> 提示文
┄┄┄┄┄┄┄┄┄┄┄┄┄┄┄┄┄┄┄┄

アメリカはフォルクスワーゲンにとって悩みの種だった。フォルクスワーゲンはヨーロッパを支配している。中国でも、ラテンアメリカでも、ビッグプレーヤーだった。それなのに、アメリカでは少し大きめのニッチブランドとして、スバルのような輸入車と同じ扱いだった。
フォルクスワーゲンにとって2007年は、野望の達成に絶対欠かせない新型ディーゼルエンジン「EA189」の設計・開発が難航し、混乱の1年となっていた。
前年、フォルクスワーゲンの最高経営責任者の座から追われる前のベルント・ピシェッツリーダーが、シュトゥットガルトに本拠を置くダイムラーから借りた排ガス制御技術をフォルクスワーゲンのディーゼル車に搭載する計画を立てていた。
かつてダイムラーで取締役を務め、フォルクスワーゲンブランドの乗用車部門のトップだったヴォルフガング・ベルンハルトも、ダイムラーの技術を使うことを支持していた。「ブルーテック」と呼ばれるその技術は、尿素水溶液を使って排ガス中の窒素酸化物(NOx)を無害な窒素と酸素に分解する。
ブルーテックは効果的だったが、欠点も多かった。車に尿素水溶液用のタンクを設置しなければならず、車の所有者や整備士は定期的に尿素水溶液を補充する必要がある。タンクを取り付けるぐらいたいしたことはないと思えるかもしれないが、高い販売目標を掲げるフォルクスワーゲンにとっては大問題だった。
尿素タンクが荷室のスペースを奪えば、荷物の可能積載量にうるさい自動車雑誌の評論家はその車に低い評価点数をつける。また、尿素水溶液の補充は、オーナーに追加作業と費用を強いるので、顧客が購入をためらうかもしれない。さらに、ブルーテックを搭載すると車両価格が350ドルほど(もっと低いと考える専門家もいた)高くなる。強豪ひしめく中型セダン車市場では大きな欠点だ。
これらすべての要因がフォルクスワーゲンでは特に深刻な問題となった。同社はディーゼルをアメリカ市場でのシェア拡大を促進する急先鋒と位置づけていたからだ。少しでもディーゼルの魅力低下につながることは避けたかった。

┄┄┄┄┄┄┄┄┄┄┄┄┄┄┄┄┄┄┄┄

> 抽出データ
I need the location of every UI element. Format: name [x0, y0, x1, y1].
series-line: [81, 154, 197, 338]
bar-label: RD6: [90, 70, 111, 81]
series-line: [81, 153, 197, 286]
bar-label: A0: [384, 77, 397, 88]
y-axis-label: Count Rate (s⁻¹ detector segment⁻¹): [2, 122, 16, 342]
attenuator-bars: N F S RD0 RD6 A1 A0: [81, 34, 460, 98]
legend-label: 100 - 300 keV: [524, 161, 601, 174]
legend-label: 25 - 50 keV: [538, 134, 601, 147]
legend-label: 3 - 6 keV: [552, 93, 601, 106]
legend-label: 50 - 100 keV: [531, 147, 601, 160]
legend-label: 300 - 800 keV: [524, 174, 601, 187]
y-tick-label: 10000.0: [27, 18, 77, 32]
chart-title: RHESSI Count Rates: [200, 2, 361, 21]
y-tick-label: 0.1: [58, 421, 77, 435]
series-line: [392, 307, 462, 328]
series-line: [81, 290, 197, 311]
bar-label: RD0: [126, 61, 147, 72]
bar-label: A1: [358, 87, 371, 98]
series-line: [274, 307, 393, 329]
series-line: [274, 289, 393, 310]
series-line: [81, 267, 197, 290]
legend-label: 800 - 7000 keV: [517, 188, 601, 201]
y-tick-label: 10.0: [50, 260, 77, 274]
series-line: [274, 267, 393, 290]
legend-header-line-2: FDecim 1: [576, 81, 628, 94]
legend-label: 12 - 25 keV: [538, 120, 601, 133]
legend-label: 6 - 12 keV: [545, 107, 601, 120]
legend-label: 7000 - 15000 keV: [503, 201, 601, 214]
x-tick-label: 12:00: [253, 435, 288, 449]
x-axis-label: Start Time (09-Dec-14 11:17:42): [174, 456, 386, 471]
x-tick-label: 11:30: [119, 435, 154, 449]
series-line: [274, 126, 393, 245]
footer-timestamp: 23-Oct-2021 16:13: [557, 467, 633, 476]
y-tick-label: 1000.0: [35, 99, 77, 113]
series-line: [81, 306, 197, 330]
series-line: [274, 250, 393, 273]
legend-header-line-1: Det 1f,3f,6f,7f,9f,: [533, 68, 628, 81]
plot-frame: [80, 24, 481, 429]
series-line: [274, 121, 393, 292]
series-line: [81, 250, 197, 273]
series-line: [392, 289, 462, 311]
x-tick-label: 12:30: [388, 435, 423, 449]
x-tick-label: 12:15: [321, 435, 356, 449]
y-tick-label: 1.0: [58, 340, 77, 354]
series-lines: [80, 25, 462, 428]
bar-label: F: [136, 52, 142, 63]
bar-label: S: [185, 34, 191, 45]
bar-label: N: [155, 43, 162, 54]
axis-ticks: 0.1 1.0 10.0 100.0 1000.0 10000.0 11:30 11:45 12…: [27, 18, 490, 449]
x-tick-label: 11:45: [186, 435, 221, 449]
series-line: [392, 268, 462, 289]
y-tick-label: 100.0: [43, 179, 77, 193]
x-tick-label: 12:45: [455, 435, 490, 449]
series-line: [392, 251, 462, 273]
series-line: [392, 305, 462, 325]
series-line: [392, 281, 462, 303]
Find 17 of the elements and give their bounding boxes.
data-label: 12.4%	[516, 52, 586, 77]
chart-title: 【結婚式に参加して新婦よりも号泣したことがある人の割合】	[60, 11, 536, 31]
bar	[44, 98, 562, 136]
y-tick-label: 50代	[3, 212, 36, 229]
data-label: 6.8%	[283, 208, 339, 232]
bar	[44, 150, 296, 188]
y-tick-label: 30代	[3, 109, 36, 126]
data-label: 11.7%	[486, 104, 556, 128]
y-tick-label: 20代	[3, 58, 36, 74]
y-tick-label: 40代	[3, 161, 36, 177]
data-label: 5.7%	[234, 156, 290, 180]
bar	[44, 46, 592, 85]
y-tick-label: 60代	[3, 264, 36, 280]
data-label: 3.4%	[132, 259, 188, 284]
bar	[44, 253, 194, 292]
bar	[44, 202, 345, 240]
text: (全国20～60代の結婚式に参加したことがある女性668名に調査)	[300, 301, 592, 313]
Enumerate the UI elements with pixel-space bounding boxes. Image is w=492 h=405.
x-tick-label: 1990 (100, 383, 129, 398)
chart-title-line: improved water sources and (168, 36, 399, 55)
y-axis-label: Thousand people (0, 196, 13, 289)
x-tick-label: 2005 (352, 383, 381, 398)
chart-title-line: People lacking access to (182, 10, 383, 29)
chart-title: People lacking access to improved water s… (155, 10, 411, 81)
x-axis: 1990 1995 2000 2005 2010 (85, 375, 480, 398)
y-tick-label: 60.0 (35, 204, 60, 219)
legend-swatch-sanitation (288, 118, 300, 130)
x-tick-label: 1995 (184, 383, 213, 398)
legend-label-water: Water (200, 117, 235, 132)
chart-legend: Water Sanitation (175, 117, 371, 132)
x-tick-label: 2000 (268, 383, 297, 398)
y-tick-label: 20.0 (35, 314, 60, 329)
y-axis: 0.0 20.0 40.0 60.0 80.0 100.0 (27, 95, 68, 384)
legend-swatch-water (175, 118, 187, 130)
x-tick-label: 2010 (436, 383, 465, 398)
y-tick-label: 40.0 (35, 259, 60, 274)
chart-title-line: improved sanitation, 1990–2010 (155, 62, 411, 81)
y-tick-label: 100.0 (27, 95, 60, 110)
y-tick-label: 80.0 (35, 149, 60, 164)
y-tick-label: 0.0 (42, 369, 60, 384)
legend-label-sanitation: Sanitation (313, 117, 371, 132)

┄┄┄┄┄┄┄┄┄┄┄┄┄┄┄┄┄┄┄┄

> やること
- 1) 提示文を読んで、次の問いに答えてください。
(a) フォルクスワーゲンが排ガス制御技術を借りる計画を立てていた相手の会社はどこですか。
(b) ブルーテックは何を使って排ガス中の窒素酸化物を分解しますか。
(c) ブルーテックを積むと、車の値段はおよそいくら上がりますか。
- 2) 抽出データの最初の行から「legend-label: 100 - 300」を含む行まで、その行も含めて、一字も変えずに返してください。

> 答え
- 1)
(a) ダイムラー
(b) 尿素水溶液
(c) 350ドルほど

- 2)
I need the location of every UI element. Format: name [x0, y0, x1, y1].
series-line: [81, 154, 197, 338]
bar-label: RD6: [90, 70, 111, 81]
series-line: [81, 153, 197, 286]
bar-label: A0: [384, 77, 397, 88]
y-axis-label: Count Rate (s⁻¹ detector segment⁻¹): [2, 122, 16, 342]
attenuator-bars: N F S RD0 RD6 A1 A0: [81, 34, 460, 98]
legend-label: 100 - 300 keV: [524, 161, 601, 174]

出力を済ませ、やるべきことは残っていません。